◆ TASK TO CARRY OUT
Look through the material below and count the lines with the string "date". Report only the count.
[Begin EXCERPTED DATA]
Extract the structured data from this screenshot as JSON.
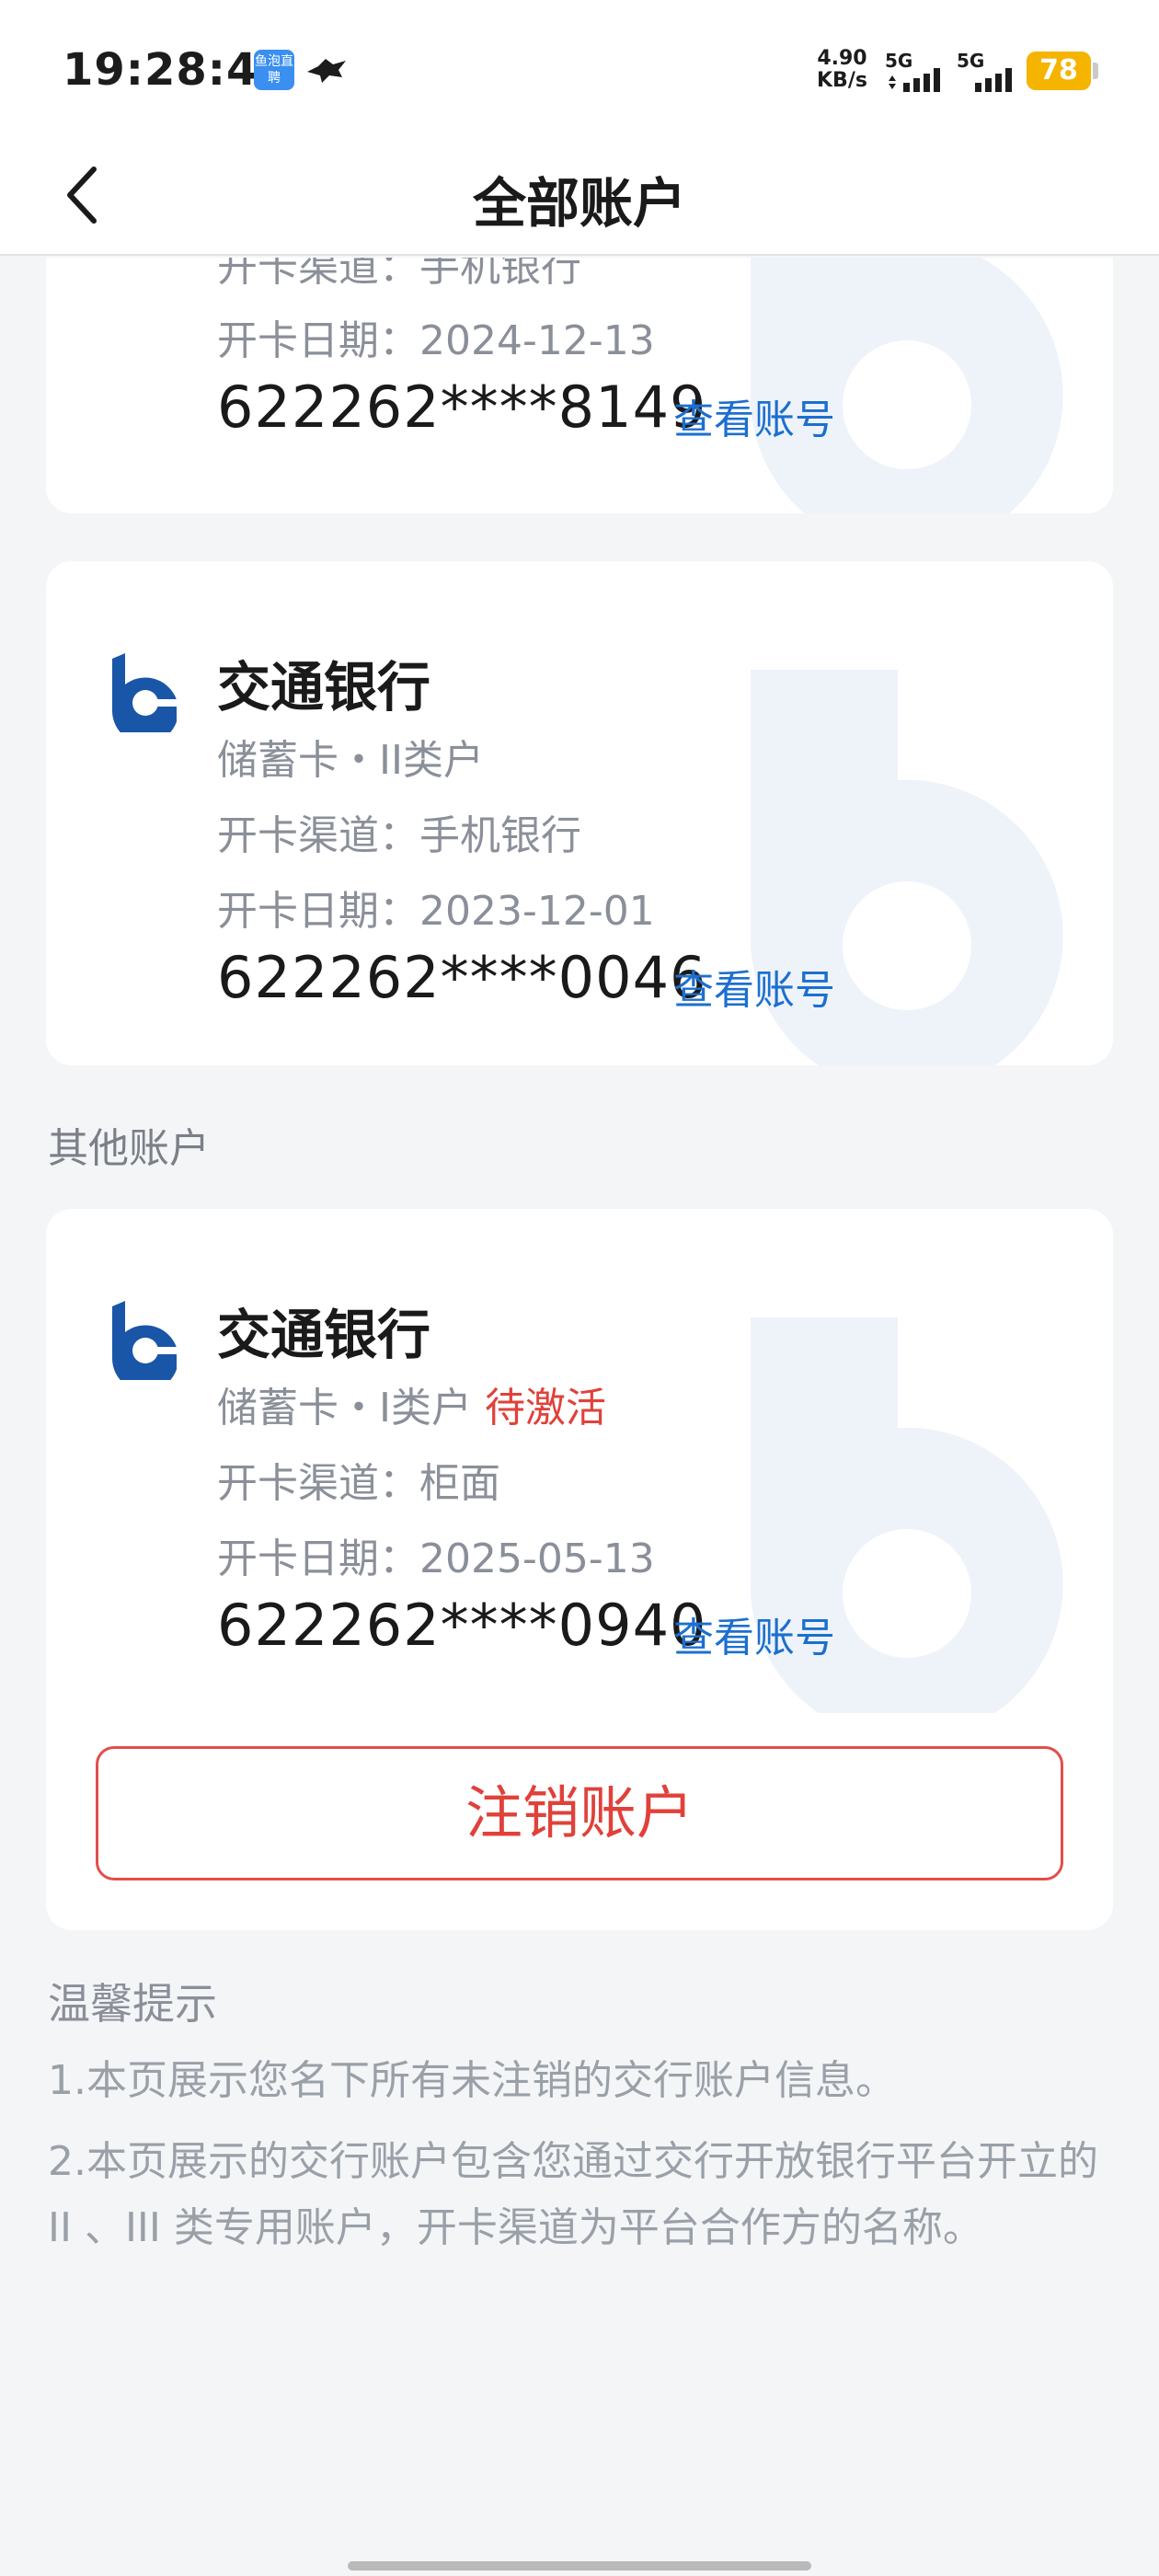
{
  "status_bar": {
    "time": "19:28:42",
    "app_badge": "鱼泡直聘",
    "net_speed_value": "4.90",
    "net_speed_unit": "KB/s",
    "signal1_label": "5G",
    "signal2_label": "5G",
    "battery": "78",
    "battery_color": "#f4b400"
  },
  "nav": {
    "title": "全部账户",
    "back_icon": "chevron-left-icon"
  },
  "cards": [
    {
      "channel": "开卡渠道：手机银行",
      "date": "开卡日期：2024-12-13",
      "account": "622262****8149",
      "view_link": "查看账号"
    },
    {
      "bank": "交通银行",
      "type": "储蓄卡・II类户",
      "channel": "开卡渠道：手机银行",
      "date": "开卡日期：2023-12-01",
      "account": "622262****0046",
      "view_link": "查看账号"
    }
  ],
  "other_section": {
    "label": "其他账户",
    "card": {
      "bank": "交通银行",
      "type": "储蓄卡・I类户",
      "status": "待激活",
      "channel": "开卡渠道：柜面",
      "date": "开卡日期：2025-05-13",
      "account": "622262****0940",
      "view_link": "查看账号",
      "cancel_button": "注销账户"
    }
  },
  "tips": {
    "title": "温馨提示",
    "items": [
      "1.本页展示您名下所有未注销的交行账户信息。",
      "2.本页展示的交行账户包含您通过交行开放银行平台开立的 II 、III 类专用账户，开卡渠道为平台合作方的名称。"
    ]
  },
  "colors": {
    "accent_link": "#1c6fcf",
    "warning_red": "#e0413a",
    "bank_blue": "#1a56a8"
  }
}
[End EXCERPTED DATA]
◆ TASK OUTPUT
3